▶ **Problem to solve**: Search the material below for the word "Decode". Copy every line that has it.

▶ **Listed records**:
^^^^^^^^^^^^^^^^

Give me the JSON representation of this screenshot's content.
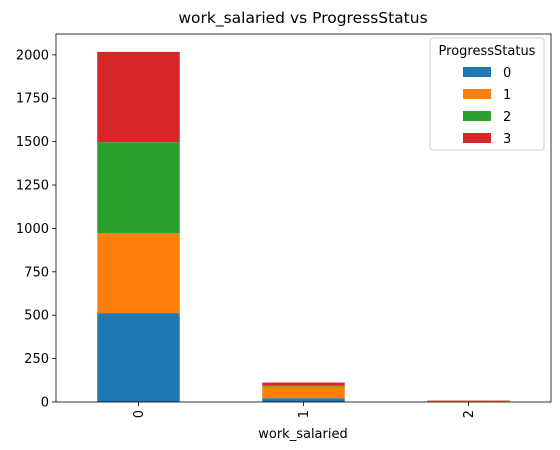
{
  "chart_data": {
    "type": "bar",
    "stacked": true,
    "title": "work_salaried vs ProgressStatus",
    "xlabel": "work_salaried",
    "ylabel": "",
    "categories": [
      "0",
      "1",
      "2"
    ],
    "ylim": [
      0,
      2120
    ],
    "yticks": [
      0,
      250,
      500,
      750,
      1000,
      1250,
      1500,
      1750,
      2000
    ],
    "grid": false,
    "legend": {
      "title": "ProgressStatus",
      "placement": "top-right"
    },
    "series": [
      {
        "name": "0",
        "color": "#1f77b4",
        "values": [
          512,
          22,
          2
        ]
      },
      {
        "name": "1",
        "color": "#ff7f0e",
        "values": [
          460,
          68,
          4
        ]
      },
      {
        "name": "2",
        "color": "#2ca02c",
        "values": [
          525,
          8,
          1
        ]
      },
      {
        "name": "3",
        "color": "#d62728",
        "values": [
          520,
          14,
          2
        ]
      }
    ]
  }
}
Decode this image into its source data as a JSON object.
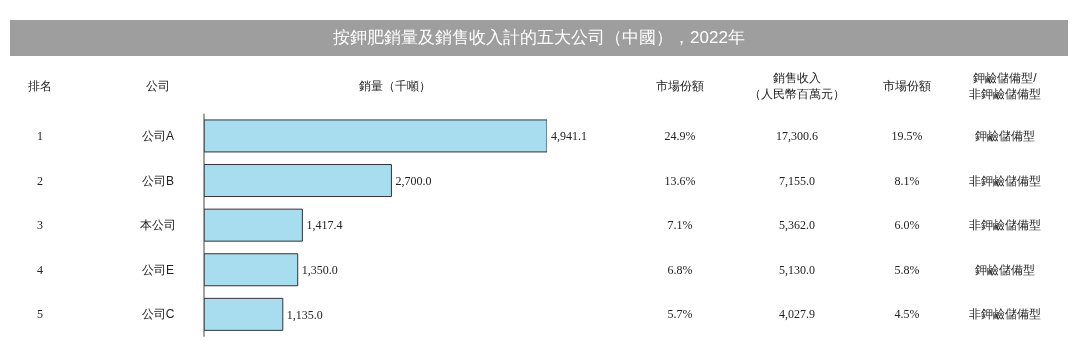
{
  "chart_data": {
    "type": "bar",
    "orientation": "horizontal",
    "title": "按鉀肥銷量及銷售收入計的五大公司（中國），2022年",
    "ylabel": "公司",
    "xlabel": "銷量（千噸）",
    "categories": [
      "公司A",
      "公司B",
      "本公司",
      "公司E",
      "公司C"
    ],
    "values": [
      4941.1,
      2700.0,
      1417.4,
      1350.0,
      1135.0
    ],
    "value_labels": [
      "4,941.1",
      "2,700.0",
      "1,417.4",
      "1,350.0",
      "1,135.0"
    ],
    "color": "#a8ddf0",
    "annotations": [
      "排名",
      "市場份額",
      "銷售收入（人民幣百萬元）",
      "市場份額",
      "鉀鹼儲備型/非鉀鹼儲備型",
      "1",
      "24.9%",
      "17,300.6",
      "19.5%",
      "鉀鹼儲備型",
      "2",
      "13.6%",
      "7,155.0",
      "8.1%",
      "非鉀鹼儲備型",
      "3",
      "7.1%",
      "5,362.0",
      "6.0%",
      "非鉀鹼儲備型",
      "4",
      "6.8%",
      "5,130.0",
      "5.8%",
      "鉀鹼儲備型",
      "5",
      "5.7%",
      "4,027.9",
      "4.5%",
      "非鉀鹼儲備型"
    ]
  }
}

^^^^^^^^^^^^^^^^

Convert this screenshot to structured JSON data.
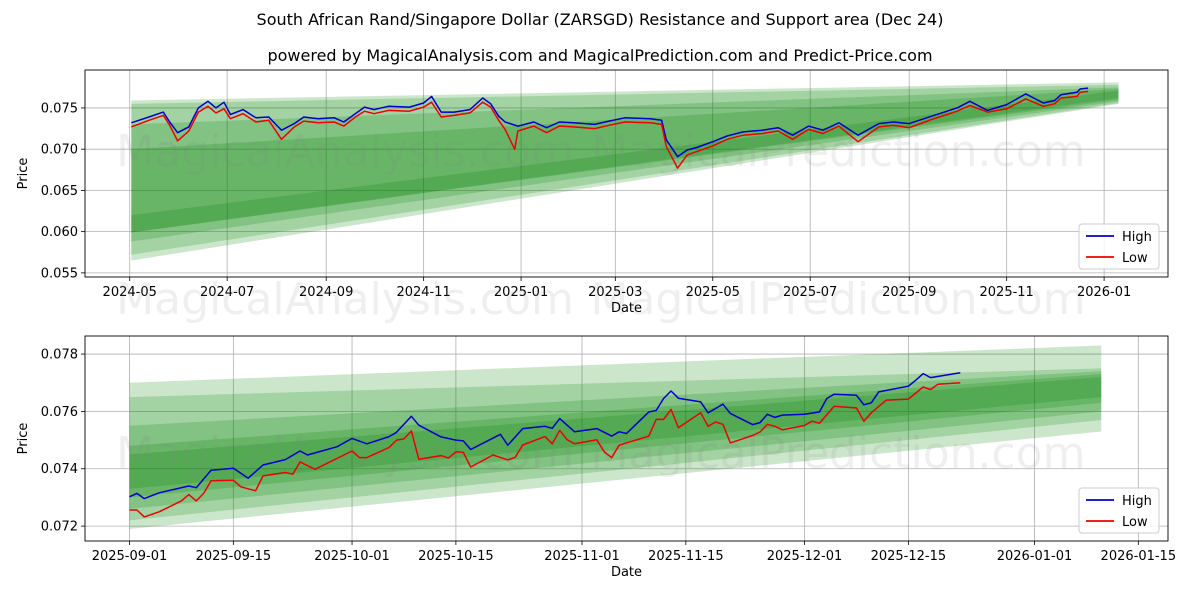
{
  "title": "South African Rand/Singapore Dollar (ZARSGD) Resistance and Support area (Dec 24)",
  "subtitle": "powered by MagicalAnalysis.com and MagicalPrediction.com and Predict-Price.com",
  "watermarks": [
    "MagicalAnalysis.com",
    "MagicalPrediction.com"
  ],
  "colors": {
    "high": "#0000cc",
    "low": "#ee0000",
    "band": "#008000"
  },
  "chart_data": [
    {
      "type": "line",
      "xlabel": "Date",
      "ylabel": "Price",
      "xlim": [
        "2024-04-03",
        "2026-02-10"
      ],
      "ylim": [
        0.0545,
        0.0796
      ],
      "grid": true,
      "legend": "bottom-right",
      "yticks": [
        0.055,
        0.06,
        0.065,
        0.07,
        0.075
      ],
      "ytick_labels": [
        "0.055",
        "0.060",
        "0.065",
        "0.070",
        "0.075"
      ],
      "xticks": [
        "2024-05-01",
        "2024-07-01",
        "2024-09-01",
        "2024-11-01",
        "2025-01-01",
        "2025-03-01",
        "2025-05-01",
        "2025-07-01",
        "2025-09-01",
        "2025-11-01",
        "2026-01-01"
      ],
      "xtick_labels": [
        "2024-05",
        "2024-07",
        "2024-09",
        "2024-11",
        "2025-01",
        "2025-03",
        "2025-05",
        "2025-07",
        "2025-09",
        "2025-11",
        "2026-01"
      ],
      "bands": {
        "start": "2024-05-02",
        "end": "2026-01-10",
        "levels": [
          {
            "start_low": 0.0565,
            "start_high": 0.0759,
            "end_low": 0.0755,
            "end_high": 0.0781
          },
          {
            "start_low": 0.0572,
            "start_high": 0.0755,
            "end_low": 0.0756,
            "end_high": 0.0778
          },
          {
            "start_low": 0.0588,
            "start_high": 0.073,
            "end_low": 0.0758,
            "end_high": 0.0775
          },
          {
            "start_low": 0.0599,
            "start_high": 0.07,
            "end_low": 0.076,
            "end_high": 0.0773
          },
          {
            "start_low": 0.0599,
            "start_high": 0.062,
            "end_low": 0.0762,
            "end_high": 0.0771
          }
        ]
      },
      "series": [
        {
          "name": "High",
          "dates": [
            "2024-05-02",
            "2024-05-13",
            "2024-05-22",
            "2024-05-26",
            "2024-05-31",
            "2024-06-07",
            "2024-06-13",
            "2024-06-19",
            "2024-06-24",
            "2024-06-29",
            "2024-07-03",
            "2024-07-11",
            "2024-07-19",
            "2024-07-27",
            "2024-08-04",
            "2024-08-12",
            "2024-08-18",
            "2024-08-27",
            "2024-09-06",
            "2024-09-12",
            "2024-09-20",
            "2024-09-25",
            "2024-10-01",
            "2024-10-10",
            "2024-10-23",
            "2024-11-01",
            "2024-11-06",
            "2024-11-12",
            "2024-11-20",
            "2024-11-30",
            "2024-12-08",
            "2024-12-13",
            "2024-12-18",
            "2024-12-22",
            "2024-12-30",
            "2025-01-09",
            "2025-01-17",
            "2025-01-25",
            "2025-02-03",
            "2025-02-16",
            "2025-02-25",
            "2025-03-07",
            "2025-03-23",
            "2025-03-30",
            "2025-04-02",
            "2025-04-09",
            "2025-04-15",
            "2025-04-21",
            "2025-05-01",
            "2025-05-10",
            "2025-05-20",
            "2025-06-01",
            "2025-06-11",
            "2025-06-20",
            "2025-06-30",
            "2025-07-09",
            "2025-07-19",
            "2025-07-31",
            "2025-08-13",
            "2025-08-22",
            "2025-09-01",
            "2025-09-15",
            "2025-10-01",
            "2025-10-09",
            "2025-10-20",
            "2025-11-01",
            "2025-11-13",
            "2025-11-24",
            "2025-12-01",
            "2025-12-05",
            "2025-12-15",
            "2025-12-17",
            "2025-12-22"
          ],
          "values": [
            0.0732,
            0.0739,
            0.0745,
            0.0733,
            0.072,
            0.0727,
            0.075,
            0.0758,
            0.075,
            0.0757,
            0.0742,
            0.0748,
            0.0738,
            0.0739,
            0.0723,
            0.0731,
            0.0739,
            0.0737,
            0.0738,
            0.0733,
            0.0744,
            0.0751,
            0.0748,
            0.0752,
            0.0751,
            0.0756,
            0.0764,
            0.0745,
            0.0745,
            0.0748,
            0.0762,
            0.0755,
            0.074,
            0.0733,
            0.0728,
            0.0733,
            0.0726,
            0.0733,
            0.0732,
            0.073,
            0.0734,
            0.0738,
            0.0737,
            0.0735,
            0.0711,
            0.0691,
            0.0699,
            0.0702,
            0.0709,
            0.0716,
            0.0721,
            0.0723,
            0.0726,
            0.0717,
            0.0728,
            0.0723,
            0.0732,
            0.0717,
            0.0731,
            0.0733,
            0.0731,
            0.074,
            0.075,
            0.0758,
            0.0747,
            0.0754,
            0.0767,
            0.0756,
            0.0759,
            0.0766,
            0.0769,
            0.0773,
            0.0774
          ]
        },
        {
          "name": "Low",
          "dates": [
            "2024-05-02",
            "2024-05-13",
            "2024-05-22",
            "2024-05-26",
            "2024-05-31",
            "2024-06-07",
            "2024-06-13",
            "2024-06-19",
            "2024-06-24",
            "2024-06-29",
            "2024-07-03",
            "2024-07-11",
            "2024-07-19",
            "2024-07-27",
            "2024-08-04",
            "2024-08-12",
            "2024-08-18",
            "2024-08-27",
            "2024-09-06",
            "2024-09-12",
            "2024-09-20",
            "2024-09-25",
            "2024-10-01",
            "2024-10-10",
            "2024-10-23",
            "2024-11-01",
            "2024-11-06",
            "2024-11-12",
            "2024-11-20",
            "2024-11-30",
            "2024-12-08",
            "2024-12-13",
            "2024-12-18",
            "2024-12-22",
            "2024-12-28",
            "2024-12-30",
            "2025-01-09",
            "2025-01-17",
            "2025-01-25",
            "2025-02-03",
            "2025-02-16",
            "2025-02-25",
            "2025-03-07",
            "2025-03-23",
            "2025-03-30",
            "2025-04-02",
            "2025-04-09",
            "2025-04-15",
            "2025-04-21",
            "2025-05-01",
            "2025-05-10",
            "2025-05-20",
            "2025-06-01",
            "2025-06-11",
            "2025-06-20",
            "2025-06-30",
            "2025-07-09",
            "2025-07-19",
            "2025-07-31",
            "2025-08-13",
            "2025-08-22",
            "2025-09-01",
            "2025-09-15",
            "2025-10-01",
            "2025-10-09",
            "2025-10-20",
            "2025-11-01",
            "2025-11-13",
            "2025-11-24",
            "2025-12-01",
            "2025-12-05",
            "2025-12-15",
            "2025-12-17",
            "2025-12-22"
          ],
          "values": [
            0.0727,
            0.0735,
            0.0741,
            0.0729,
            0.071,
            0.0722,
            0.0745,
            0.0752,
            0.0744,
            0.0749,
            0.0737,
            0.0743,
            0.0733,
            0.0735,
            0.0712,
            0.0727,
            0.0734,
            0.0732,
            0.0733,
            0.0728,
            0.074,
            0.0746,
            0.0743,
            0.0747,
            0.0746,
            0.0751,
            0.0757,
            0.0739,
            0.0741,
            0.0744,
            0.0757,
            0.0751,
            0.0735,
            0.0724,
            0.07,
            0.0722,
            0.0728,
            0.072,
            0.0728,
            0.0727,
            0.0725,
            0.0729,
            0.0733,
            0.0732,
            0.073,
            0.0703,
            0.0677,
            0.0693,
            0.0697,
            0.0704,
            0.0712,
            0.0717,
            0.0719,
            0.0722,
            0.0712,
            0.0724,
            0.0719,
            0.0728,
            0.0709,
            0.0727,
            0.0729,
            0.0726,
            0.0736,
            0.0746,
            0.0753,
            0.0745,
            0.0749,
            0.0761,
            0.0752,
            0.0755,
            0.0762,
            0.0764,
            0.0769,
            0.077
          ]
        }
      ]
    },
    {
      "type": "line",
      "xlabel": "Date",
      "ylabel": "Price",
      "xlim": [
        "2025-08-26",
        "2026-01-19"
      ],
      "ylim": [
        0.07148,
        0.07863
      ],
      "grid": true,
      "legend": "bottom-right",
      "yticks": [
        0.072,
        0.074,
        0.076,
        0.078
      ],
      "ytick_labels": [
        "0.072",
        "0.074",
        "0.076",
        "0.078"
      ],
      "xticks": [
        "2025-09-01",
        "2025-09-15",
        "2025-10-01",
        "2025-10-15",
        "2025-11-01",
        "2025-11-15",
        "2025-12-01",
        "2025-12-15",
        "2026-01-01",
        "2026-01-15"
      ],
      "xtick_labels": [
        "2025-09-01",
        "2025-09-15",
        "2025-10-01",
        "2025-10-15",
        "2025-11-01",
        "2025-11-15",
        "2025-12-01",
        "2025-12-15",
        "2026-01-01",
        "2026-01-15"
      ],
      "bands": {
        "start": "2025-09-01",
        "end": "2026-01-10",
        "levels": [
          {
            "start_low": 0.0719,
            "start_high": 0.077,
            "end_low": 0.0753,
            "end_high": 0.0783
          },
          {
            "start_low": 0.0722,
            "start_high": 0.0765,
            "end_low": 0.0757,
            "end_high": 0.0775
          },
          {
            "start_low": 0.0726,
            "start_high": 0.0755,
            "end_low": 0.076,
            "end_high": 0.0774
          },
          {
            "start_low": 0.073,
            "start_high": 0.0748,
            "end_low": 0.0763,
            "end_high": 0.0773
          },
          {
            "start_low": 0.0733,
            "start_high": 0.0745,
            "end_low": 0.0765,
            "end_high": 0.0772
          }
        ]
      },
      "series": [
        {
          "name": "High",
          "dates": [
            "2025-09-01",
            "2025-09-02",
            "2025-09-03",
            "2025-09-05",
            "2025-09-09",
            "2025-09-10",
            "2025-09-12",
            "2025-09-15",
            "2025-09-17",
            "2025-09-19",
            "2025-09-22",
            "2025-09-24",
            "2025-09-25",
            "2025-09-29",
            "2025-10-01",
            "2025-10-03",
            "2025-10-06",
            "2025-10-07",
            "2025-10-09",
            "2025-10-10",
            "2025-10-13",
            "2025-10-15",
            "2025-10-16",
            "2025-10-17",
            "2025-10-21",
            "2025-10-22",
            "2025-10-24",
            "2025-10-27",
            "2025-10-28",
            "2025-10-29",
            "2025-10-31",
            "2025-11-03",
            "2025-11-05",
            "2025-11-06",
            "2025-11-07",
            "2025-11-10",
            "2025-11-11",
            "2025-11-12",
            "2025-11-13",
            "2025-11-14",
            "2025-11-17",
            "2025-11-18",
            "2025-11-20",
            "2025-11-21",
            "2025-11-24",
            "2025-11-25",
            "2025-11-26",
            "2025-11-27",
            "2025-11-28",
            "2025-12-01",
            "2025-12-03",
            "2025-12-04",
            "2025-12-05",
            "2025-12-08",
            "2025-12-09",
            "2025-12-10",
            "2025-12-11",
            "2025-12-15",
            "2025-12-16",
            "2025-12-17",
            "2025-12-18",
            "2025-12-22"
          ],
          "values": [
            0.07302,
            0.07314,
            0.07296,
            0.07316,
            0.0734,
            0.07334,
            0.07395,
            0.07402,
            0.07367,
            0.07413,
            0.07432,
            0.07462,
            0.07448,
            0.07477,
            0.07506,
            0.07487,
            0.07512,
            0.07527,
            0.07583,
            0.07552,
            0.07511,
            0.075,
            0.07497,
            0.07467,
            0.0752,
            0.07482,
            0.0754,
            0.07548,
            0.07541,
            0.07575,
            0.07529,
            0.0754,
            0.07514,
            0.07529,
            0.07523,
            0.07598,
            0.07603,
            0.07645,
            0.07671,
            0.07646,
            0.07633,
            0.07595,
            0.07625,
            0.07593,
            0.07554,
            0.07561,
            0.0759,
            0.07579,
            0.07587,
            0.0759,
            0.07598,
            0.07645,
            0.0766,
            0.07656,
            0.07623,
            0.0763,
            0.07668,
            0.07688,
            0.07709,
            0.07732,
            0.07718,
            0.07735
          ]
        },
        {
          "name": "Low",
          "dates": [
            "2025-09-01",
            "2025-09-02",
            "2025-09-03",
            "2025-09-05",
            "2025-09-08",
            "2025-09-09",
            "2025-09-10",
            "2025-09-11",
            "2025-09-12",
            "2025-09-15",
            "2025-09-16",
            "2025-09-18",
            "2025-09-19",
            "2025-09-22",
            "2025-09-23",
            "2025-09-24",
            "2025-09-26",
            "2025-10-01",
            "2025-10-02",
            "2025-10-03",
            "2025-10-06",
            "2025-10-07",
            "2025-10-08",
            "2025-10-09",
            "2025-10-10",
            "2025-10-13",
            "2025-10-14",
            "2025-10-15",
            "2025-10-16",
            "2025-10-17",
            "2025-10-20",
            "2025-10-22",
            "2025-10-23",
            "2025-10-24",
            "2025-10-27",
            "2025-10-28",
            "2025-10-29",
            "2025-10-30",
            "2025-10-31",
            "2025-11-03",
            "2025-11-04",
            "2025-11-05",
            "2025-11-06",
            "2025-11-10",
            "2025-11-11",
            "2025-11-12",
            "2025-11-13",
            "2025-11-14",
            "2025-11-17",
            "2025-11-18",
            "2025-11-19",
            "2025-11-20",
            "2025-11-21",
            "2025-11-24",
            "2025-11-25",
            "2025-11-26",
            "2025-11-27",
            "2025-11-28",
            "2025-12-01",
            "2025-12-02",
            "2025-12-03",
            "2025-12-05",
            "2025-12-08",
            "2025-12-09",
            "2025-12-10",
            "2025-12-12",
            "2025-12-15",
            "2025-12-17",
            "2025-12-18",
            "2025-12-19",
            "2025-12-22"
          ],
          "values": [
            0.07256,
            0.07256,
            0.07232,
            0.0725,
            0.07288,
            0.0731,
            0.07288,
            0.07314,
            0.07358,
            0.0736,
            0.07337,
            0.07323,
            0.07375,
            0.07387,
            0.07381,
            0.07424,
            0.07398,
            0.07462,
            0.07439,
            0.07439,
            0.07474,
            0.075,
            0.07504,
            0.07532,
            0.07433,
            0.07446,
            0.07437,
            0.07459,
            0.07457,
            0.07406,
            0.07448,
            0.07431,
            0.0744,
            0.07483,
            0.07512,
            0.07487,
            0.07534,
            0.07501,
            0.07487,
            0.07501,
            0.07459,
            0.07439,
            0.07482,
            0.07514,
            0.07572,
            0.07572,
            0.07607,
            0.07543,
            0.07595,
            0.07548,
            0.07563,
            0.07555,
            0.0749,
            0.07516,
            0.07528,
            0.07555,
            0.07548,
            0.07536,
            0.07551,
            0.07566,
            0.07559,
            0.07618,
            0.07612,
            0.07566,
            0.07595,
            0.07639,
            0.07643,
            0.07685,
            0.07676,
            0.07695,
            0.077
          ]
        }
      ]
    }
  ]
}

^^^^^^^^^^^^^^^^

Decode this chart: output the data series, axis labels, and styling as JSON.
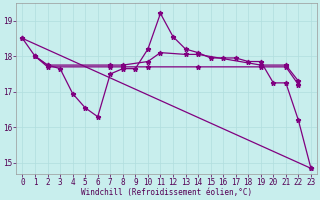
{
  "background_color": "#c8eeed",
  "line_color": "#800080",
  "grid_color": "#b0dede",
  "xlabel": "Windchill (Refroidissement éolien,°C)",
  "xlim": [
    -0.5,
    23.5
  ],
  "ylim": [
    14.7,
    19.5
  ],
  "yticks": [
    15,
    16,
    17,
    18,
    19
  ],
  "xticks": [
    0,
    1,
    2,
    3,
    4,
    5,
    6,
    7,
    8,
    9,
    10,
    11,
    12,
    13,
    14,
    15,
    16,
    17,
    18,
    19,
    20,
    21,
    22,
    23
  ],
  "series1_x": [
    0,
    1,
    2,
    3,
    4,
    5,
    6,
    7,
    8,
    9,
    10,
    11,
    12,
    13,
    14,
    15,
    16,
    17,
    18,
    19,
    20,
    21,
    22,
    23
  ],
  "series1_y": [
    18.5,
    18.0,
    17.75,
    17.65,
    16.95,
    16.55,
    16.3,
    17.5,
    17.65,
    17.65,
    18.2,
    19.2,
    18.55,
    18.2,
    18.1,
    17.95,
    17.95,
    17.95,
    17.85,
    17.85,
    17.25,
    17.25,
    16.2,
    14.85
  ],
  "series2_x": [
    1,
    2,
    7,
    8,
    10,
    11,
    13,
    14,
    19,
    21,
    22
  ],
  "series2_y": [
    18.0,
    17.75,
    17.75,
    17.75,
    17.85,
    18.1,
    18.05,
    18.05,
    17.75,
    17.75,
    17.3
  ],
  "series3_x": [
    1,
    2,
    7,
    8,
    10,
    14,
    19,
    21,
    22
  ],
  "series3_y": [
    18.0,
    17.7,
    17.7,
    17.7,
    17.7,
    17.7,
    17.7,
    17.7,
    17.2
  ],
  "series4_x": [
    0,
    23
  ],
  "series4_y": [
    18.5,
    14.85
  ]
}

^^^^^^^^^^^^^^^^

▶ **Written response**:
Decode this image into its source data as a JSON object.
Decode this chart: output the data series, axis labels, and styling as JSON.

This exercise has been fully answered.